** Aim **
Show every line in the records below that contains the word "рабочие".

** Given data **

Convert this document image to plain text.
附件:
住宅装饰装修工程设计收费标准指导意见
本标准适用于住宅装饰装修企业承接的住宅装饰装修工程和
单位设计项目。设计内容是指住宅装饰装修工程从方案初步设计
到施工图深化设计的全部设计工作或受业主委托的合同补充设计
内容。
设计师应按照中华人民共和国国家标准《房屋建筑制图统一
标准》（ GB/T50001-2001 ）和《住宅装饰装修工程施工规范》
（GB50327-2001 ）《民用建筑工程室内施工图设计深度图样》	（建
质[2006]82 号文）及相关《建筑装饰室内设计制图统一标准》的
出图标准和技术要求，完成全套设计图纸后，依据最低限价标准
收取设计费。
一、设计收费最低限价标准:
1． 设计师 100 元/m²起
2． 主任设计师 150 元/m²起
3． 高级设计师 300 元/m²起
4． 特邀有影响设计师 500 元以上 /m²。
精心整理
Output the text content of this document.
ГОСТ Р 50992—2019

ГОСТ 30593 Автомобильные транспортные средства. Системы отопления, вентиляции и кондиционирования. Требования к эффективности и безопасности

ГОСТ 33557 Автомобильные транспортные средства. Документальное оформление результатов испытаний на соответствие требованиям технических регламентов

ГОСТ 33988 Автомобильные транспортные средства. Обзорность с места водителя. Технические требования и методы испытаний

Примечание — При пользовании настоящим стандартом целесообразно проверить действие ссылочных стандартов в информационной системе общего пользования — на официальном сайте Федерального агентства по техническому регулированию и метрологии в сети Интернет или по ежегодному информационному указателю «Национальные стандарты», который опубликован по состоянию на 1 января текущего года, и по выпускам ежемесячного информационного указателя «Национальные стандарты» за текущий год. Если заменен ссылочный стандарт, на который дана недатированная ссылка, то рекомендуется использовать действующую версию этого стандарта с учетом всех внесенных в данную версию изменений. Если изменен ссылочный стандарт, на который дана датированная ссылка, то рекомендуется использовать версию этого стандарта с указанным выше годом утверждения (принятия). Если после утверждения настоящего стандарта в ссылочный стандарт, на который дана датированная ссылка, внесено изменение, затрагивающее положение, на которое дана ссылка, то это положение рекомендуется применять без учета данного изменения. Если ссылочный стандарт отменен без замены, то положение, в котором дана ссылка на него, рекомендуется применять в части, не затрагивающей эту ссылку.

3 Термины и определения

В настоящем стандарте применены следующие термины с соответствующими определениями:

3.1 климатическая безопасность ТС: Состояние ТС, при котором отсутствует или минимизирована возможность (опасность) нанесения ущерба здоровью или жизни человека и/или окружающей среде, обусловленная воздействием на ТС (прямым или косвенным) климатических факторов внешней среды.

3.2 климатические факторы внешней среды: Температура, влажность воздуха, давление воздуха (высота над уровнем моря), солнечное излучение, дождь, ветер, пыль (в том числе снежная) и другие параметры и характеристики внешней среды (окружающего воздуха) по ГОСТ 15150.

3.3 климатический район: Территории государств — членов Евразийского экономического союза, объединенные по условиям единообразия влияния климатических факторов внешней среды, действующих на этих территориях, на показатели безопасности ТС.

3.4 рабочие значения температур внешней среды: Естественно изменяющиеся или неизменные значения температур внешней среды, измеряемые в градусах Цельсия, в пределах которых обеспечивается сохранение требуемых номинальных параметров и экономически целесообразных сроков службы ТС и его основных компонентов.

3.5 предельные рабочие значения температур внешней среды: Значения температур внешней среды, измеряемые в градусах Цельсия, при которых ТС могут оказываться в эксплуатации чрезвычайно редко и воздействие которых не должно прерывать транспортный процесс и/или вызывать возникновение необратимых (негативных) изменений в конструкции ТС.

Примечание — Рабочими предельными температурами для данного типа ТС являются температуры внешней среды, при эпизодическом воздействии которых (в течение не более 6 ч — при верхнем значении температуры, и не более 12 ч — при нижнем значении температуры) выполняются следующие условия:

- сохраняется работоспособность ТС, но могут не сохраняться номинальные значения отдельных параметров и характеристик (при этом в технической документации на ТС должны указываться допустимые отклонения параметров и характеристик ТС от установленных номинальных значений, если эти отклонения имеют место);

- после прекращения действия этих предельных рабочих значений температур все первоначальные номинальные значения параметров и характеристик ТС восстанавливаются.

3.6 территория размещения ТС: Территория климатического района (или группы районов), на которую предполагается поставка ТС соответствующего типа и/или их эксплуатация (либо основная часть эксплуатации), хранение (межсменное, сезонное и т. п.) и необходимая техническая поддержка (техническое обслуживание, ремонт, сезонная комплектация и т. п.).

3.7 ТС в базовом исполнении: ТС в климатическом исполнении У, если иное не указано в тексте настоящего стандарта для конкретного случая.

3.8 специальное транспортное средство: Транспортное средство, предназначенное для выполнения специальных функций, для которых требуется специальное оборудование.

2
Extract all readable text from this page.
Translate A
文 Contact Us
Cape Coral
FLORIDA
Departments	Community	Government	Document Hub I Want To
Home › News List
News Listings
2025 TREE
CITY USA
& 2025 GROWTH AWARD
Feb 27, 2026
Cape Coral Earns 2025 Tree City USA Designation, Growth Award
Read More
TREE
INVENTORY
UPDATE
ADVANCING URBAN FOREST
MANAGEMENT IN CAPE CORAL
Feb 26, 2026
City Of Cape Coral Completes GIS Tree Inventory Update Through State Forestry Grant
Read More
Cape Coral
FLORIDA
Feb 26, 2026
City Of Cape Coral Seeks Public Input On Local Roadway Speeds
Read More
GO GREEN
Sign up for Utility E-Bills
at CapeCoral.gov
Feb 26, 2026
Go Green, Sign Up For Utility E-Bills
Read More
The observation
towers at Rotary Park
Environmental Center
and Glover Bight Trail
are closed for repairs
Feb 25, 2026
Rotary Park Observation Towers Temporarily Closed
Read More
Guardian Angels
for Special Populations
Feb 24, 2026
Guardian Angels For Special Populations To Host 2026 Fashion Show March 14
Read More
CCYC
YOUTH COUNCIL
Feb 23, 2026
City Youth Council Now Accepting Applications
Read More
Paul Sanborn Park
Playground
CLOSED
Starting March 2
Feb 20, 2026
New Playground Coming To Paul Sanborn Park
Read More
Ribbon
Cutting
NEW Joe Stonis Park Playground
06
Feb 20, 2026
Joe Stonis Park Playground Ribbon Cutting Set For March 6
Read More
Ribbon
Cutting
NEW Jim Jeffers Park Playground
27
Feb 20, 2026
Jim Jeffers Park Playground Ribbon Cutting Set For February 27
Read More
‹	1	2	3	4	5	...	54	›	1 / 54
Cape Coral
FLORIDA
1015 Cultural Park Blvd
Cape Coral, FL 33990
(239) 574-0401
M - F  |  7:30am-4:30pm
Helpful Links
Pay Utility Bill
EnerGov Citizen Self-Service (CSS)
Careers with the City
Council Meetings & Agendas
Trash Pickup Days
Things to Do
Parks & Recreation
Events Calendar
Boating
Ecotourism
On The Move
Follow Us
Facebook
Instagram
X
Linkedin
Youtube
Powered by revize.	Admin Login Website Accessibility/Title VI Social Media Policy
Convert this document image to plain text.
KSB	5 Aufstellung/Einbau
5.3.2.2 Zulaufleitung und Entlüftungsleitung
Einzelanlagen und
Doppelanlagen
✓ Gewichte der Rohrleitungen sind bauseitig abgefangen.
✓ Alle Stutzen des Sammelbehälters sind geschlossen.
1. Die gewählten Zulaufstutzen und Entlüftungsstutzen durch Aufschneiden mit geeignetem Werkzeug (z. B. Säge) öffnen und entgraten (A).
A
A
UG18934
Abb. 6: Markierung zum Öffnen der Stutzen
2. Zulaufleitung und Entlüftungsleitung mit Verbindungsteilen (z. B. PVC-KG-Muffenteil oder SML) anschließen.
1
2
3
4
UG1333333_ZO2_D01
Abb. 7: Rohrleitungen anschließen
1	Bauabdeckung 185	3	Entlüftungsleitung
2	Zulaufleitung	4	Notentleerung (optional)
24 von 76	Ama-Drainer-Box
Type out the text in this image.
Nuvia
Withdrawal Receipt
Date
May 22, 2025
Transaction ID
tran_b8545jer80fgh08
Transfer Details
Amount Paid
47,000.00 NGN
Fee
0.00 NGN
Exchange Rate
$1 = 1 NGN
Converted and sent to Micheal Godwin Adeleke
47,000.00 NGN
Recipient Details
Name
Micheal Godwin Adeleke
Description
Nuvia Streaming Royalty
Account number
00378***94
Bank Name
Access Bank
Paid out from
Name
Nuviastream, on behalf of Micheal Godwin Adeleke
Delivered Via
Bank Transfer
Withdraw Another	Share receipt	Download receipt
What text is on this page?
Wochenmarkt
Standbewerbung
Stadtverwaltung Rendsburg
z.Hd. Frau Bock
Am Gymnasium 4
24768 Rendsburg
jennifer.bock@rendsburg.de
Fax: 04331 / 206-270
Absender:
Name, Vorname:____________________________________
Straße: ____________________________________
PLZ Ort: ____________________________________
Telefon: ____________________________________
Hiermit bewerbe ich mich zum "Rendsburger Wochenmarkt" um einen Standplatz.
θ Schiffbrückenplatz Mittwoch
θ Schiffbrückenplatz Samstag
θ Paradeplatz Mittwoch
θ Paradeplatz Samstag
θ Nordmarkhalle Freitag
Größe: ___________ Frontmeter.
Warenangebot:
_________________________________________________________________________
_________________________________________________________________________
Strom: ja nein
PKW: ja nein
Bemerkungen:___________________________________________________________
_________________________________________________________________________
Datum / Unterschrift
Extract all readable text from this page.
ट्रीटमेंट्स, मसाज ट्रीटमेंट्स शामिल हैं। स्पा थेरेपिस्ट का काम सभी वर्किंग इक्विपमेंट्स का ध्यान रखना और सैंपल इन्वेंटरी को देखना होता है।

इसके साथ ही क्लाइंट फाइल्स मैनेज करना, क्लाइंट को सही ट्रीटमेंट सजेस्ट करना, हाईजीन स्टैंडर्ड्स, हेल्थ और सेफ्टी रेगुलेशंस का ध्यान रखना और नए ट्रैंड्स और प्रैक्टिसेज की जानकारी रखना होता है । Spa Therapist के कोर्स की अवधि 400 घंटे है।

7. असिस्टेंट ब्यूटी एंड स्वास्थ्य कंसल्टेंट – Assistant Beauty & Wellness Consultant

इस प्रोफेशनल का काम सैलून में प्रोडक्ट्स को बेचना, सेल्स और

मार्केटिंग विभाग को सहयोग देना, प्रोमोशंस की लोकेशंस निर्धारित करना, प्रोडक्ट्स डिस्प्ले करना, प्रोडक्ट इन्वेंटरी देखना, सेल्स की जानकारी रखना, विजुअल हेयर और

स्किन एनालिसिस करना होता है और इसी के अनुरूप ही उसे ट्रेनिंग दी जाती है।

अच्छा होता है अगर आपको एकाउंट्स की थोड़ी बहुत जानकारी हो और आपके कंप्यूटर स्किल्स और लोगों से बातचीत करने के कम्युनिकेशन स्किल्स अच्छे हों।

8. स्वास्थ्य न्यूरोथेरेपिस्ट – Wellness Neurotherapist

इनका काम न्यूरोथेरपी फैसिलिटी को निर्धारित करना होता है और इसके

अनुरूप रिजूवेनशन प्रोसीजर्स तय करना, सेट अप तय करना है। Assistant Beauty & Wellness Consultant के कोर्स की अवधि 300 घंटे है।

** Result of this exercise **
3.4 рабочие значения температур внешней среды: Естественно изменяющиеся или неизменные значения температур внешней среды, измеряемые в градусах Цельсия, в пределах которых обеспечивается сохранение требуемых номинальных параметров и экономически целесообразных сроков службы ТС и его основных компонентов.
3.5 предельные рабочие значения температур внешней среды: Значения температур внешней среды, измеряемые в градусах Цельсия, при которых ТС могут оказываться в эксплуатации чрезвычайно редко и воздействие которых не должно прерывать транспортный процесс и/или вызывать возникновение необратимых (негативных) изменений в конструкции ТС.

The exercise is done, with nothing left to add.